◆ The task ◆
Read the lines that follow and pick out every one containing the word "nicht".
= = =
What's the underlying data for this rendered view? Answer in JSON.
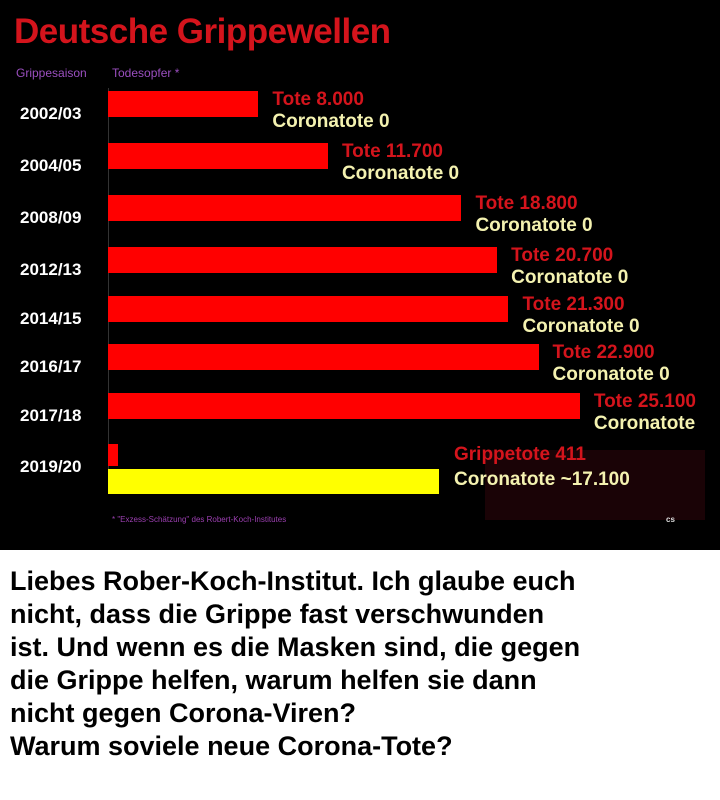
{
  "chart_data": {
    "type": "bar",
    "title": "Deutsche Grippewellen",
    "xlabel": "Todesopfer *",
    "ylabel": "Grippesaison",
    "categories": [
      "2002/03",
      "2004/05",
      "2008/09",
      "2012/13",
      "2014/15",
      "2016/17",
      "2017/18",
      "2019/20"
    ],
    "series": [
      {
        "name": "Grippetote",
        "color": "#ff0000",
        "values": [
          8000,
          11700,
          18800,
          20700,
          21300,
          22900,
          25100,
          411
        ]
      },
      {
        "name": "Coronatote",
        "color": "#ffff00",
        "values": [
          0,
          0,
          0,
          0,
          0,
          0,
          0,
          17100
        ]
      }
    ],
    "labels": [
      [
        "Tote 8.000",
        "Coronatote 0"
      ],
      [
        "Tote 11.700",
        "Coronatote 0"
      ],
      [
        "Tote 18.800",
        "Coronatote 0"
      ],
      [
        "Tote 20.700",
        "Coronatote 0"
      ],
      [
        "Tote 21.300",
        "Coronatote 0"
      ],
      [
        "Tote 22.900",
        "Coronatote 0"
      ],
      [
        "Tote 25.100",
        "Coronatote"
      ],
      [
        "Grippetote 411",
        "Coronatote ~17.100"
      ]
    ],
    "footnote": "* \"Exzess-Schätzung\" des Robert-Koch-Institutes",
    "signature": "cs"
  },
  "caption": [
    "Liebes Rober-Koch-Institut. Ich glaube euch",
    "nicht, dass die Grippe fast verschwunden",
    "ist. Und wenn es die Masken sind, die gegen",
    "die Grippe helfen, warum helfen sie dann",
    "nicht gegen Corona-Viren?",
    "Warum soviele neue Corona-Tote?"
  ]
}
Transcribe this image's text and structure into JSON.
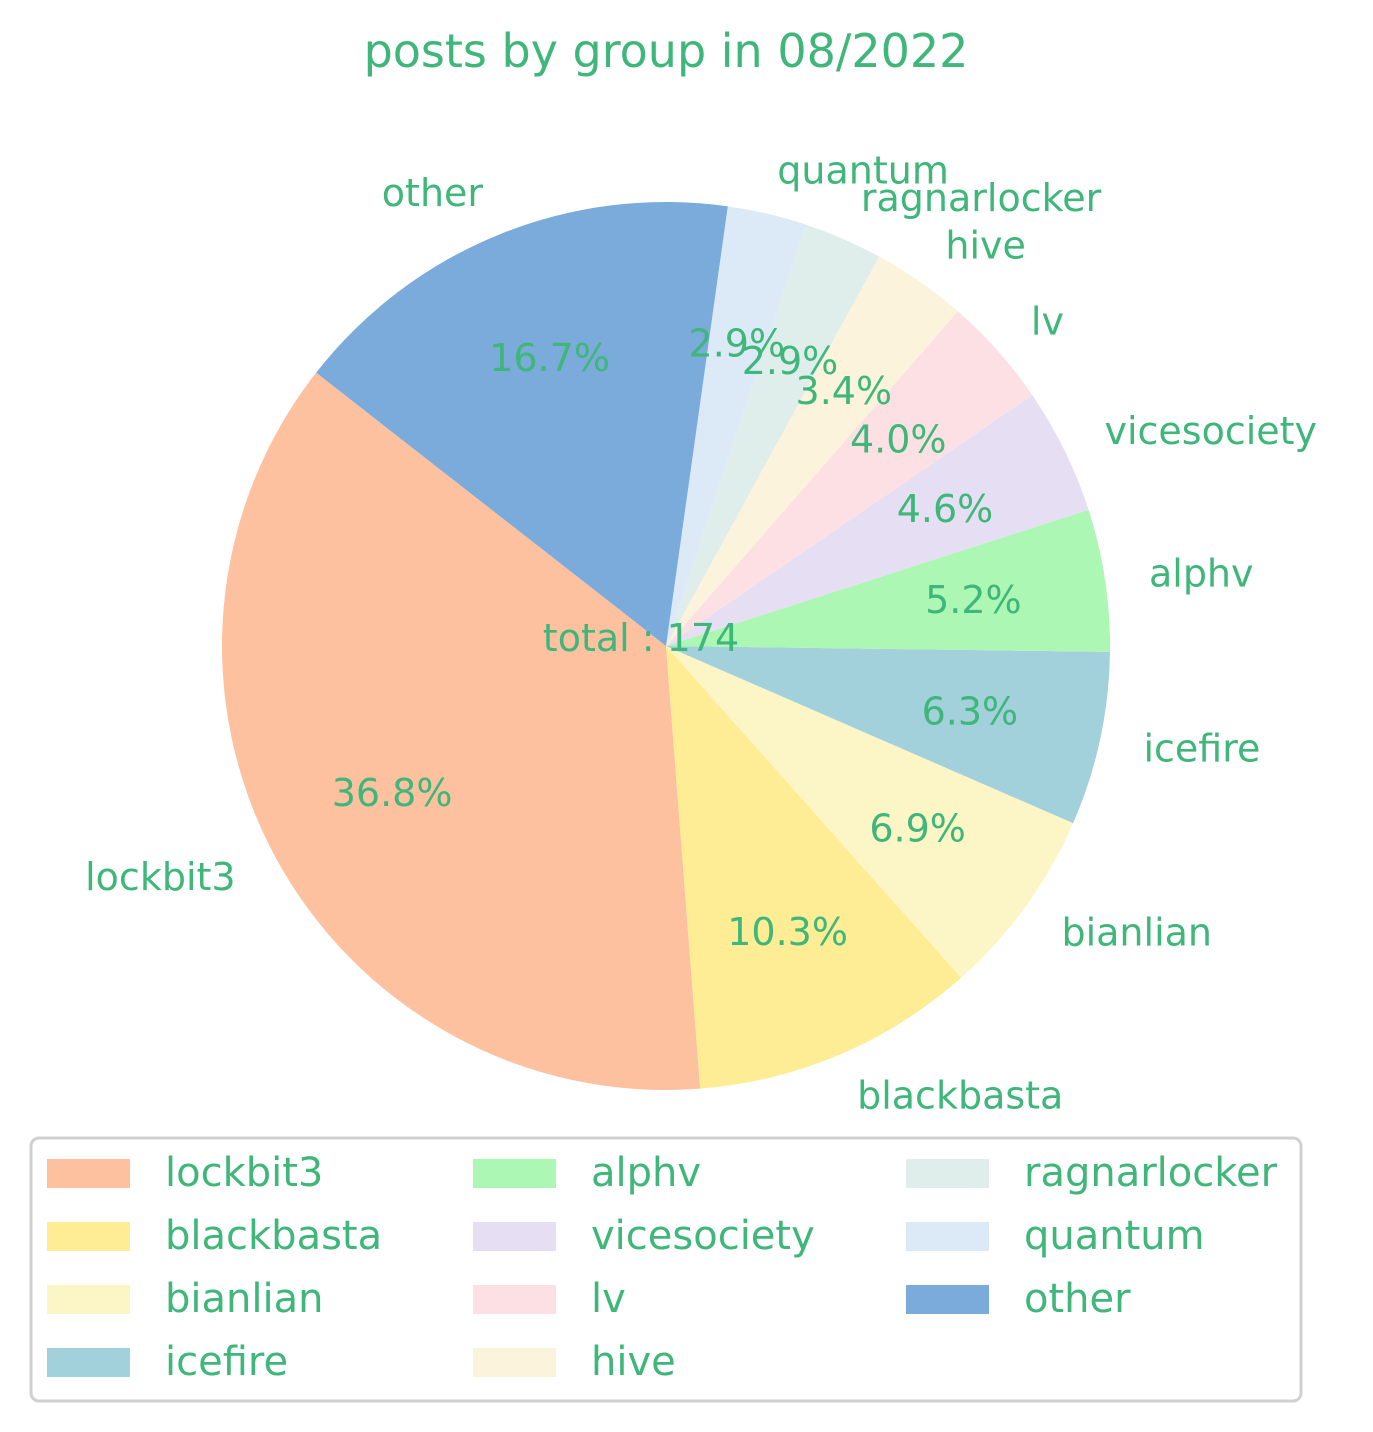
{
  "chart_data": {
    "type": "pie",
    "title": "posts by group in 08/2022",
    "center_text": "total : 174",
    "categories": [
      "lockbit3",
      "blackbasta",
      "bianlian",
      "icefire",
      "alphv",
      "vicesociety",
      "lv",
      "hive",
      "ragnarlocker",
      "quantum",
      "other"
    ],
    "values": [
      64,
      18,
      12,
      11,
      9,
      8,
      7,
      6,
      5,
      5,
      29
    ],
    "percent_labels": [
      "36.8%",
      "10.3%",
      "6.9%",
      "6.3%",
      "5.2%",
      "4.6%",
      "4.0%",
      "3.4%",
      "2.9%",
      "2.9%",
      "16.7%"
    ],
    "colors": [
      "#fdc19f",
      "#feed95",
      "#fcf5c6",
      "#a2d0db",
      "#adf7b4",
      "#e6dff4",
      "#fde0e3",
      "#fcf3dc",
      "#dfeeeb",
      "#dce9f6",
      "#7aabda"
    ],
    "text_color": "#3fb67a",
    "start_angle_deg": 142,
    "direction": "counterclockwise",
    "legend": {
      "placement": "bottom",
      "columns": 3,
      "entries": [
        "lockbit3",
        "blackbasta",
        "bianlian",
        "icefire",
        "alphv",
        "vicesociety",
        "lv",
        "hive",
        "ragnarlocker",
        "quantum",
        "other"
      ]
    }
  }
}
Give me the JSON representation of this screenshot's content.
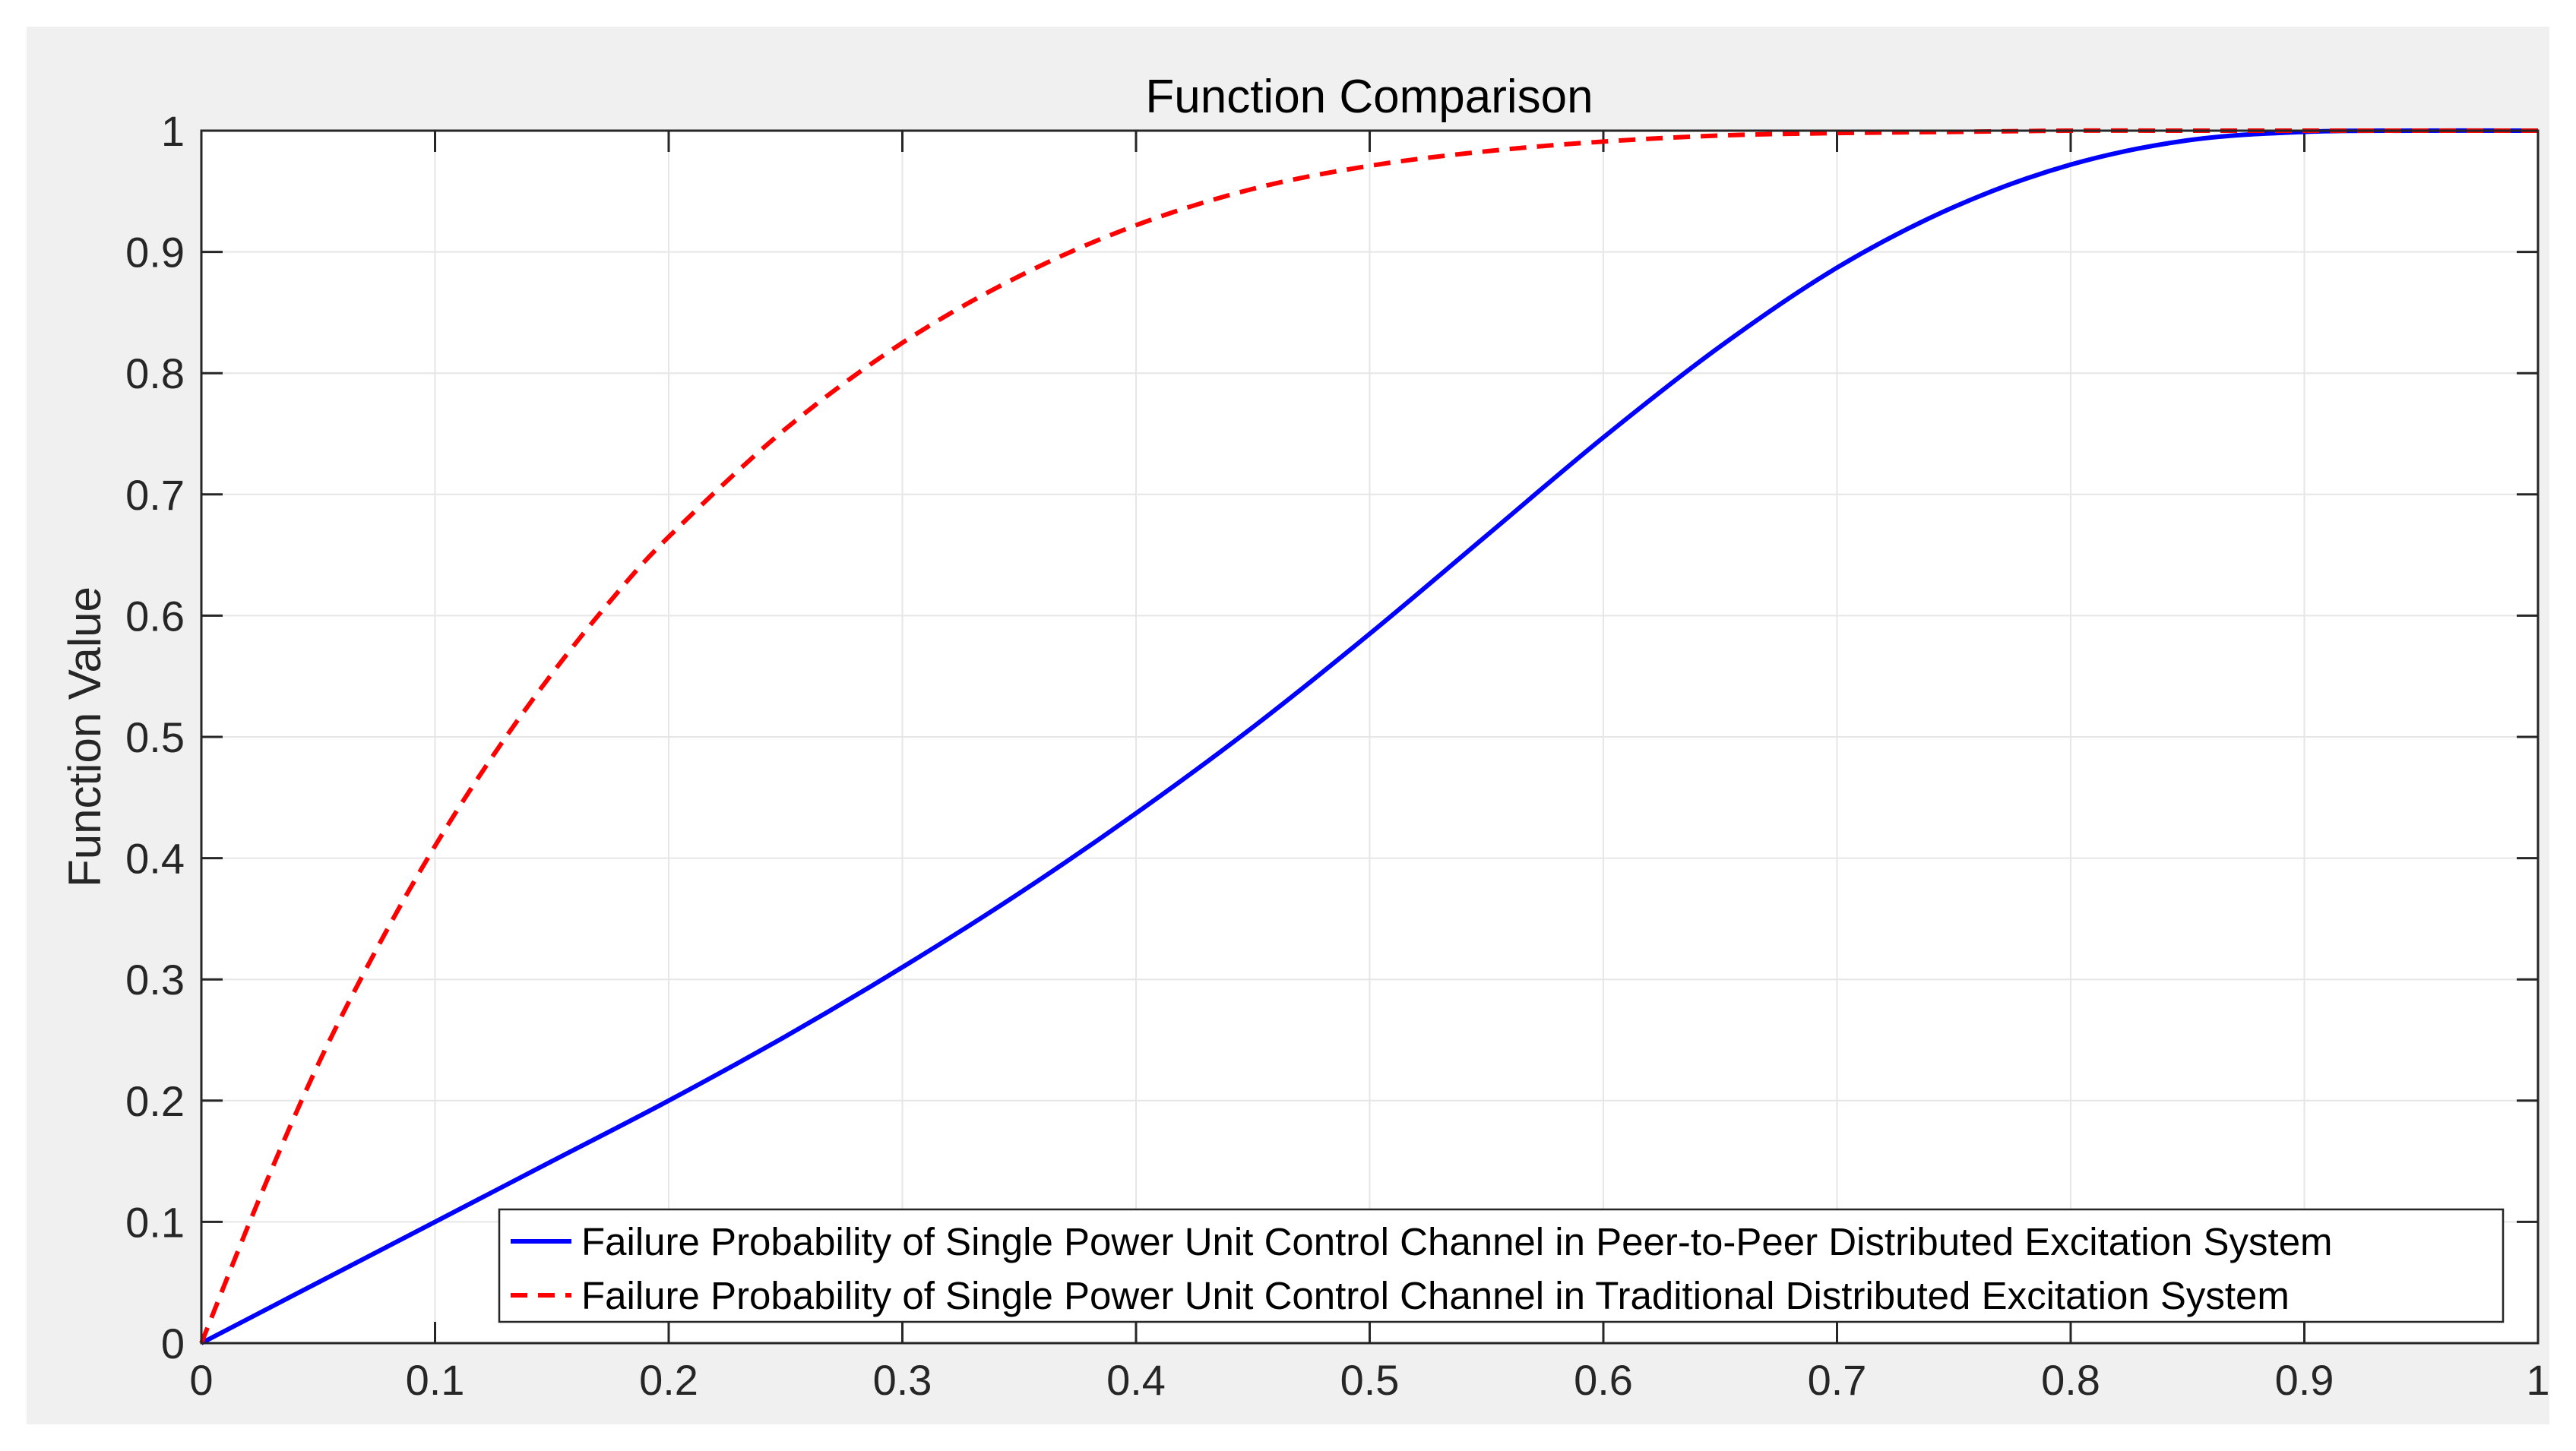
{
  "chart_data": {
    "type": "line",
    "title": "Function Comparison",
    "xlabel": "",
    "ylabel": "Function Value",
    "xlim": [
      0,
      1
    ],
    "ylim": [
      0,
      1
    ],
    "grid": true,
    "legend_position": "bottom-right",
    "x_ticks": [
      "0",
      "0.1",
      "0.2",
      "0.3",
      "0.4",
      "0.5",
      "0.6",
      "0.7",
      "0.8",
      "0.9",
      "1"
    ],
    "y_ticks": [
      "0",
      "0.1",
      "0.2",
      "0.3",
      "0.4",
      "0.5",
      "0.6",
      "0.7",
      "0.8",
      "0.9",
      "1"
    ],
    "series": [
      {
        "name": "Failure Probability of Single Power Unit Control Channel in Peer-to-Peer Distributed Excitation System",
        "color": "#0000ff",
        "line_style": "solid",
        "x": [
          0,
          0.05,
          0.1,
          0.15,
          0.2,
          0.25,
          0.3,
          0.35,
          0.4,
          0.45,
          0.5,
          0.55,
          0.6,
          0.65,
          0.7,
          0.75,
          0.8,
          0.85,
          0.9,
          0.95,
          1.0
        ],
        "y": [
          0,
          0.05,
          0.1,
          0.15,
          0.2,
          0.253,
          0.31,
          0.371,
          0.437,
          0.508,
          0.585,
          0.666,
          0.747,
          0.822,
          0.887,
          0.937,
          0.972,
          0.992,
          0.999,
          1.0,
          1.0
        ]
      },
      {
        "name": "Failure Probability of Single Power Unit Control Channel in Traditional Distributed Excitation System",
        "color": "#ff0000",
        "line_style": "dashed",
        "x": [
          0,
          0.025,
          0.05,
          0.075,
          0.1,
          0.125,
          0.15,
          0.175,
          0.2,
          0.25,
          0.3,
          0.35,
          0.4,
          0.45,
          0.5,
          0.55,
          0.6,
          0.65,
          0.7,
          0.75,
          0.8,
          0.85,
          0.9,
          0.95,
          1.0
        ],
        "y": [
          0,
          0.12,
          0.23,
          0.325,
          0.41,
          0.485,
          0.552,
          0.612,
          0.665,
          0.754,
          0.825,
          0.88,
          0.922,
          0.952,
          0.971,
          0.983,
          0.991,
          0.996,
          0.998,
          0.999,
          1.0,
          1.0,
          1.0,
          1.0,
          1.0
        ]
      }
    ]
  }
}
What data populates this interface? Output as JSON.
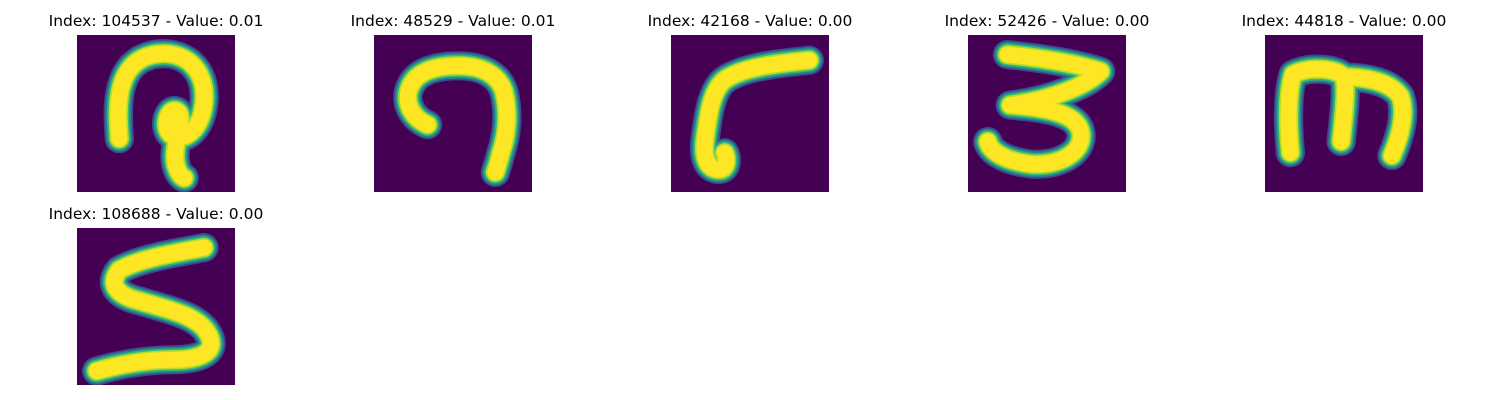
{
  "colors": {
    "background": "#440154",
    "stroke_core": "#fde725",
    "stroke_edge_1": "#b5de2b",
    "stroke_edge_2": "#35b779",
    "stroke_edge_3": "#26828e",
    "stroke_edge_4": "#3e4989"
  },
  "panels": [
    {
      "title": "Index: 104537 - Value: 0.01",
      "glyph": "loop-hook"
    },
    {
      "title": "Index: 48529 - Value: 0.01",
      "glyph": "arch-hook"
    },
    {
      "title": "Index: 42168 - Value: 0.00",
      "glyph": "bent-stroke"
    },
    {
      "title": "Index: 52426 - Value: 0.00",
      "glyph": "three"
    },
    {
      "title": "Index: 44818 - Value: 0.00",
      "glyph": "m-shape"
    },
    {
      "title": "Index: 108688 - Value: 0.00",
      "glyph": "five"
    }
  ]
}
= = =
◆ The result ◆
    "nicht, dass die Grippe fast verschwunden",
    "nicht gegen Corona-Viren?",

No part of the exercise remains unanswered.